Stored items from a collection:
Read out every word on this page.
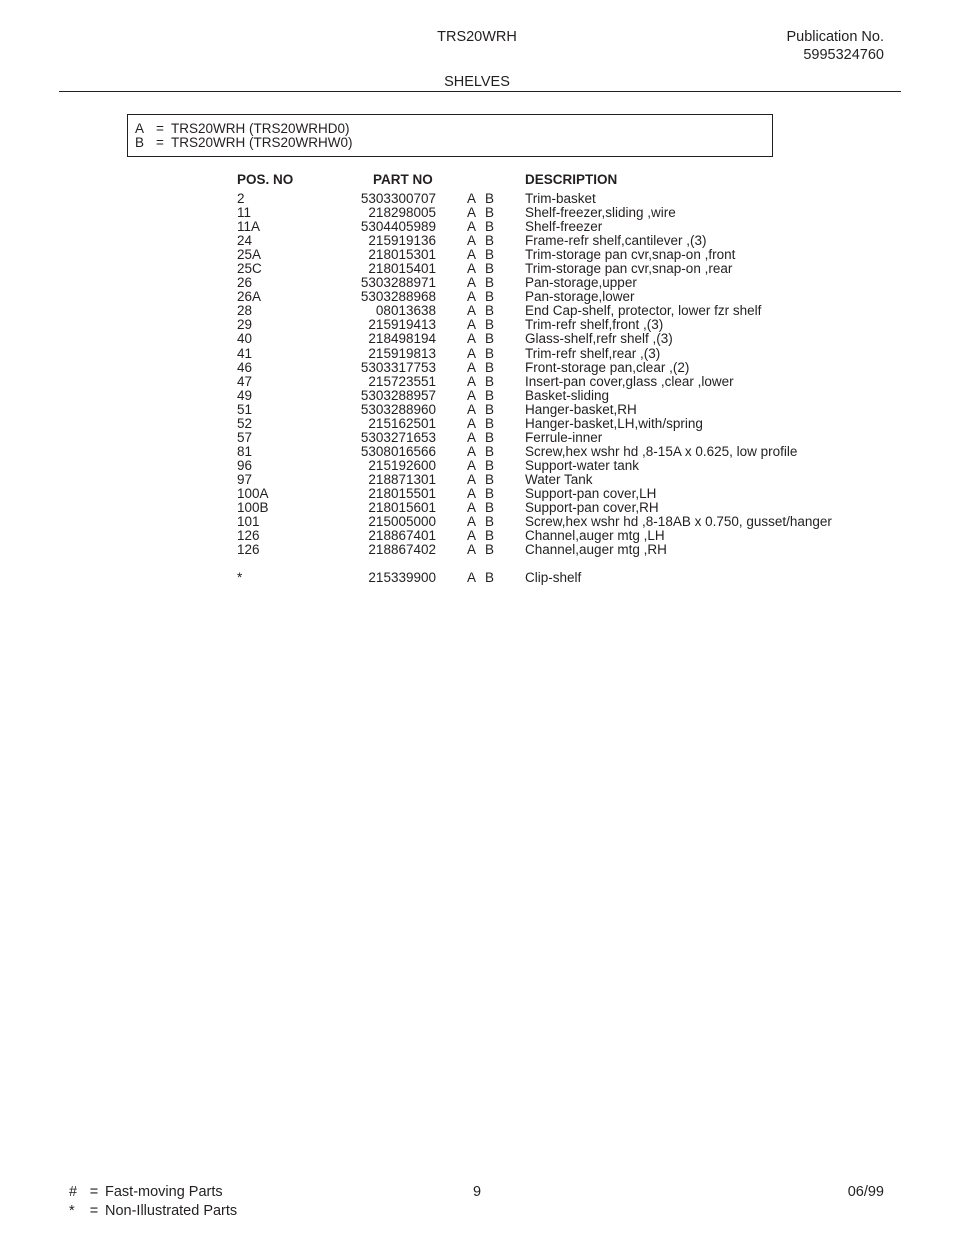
TRS20WRH	Publication No.
5995324760
SHELVES
A = TRS20WRH (TRS20WRHD0)
B = TRS20WRH (TRS20WRHW0)
POS. NO	PART NO	DESCRIPTION
2	5303300707 A B Trim-basket
11	218298005 A B Shelf-freezer,sliding ,wire
11A	5304405989 A B Shelf-freezer
24	215919136 A B Frame-refr shelf,cantilever ,(3)
25A	218015301 A B Trim-storage pan cvr,snap-on ,front
25C	218015401 A B Trim-storage pan cvr,snap-on ,rear
26	5303288971 A B Pan-storage,upper
26A	5303288968 A B Pan-storage,lower
28	08013638 A B End Cap-shelf, protector, lower fzr shelf
29	215919413 A B Trim-refr shelf,front ,(3)
40	218498194 A B Glass-shelf,refr shelf ,(3)
41	215919813 A B Trim-refr shelf,rear ,(3)
46	5303317753 A B Front-storage pan,clear ,(2)
47	215723551 A B Insert-pan cover,glass ,clear ,lower
49	5303288957 A B Basket-sliding
51	5303288960 A B Hanger-basket,RH
52	215162501 A B Hanger-basket,LH,with/spring
57	5303271653 A B Ferrule-inner
81	5308016566 A B Screw,hex wshr hd ,8-15A x 0.625, low profile
96	215192600 A B Support-water tank
97	218871301 A B Water Tank
100A	218015501 A B Support-pan cover,LH
100B	218015601 A B Support-pan cover,RH
101	215005000 A B Screw,hex wshr hd ,8-18AB x 0.750, gusset/hanger
126	218867401 A B Channel,auger mtg ,LH
126	218867402 A B Channel,auger mtg ,RH
*	215339900 A B Clip-shelf
# = Fast-moving Parts
* = Non-Illustrated Parts
9	06/99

Task statement
Filter the data, keeping only the lines that contain "Screw".

Task result
81	5308016566 A B Screw,hex wshr hd ,8-15A x 0.625, low profile
101	215005000 A B Screw,hex wshr hd ,8-18AB x 0.750, gusset/hanger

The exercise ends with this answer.